**MATERIAL SHOWN:**
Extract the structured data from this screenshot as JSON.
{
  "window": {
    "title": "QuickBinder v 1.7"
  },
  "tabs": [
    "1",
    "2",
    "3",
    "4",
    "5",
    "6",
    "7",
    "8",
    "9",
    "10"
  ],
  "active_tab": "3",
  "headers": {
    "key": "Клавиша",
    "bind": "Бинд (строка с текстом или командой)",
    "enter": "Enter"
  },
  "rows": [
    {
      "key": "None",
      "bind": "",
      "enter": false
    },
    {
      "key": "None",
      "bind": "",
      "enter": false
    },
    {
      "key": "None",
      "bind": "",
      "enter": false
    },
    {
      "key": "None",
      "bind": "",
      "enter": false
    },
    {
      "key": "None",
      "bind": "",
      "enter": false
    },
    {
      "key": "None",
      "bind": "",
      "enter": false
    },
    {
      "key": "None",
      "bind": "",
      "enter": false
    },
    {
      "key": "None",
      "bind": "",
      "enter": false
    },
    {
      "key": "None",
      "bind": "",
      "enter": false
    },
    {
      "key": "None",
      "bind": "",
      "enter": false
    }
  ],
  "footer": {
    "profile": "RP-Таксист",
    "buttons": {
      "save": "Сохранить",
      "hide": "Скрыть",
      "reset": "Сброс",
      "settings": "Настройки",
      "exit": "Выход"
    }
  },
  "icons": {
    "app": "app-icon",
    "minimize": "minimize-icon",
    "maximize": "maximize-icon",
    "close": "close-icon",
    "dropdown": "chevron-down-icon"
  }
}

**CHALLENGE:** Type the whole listing again, unaltered.

**RESPONSE TO THIS EXERCISE:**
Extract the structured data from this screenshot as JSON.
{
  "window": {
    "title": "QuickBinder v 1.7"
  },
  "tabs": [
    "1",
    "2",
    "3",
    "4",
    "5",
    "6",
    "7",
    "8",
    "9",
    "10"
  ],
  "active_tab": "3",
  "headers": {
    "key": "Клавиша",
    "bind": "Бинд (строка с текстом или командой)",
    "enter": "Enter"
  },
  "rows": [
    {
      "key": "None",
      "bind": "",
      "enter": false
    },
    {
      "key": "None",
      "bind": "",
      "enter": false
    },
    {
      "key": "None",
      "bind": "",
      "enter": false
    },
    {
      "key": "None",
      "bind": "",
      "enter": false
    },
    {
      "key": "None",
      "bind": "",
      "enter": false
    },
    {
      "key": "None",
      "bind": "",
      "enter": false
    },
    {
      "key": "None",
      "bind": "",
      "enter": false
    },
    {
      "key": "None",
      "bind": "",
      "enter": false
    },
    {
      "key": "None",
      "bind": "",
      "enter": false
    },
    {
      "key": "None",
      "bind": "",
      "enter": false
    }
  ],
  "footer": {
    "profile": "RP-Таксист",
    "buttons": {
      "save": "Сохранить",
      "hide": "Скрыть",
      "reset": "Сброс",
      "settings": "Настройки",
      "exit": "Выход"
    }
  },
  "icons": {
    "app": "app-icon",
    "minimize": "minimize-icon",
    "maximize": "maximize-icon",
    "close": "close-icon",
    "dropdown": "chevron-down-icon"
  }
}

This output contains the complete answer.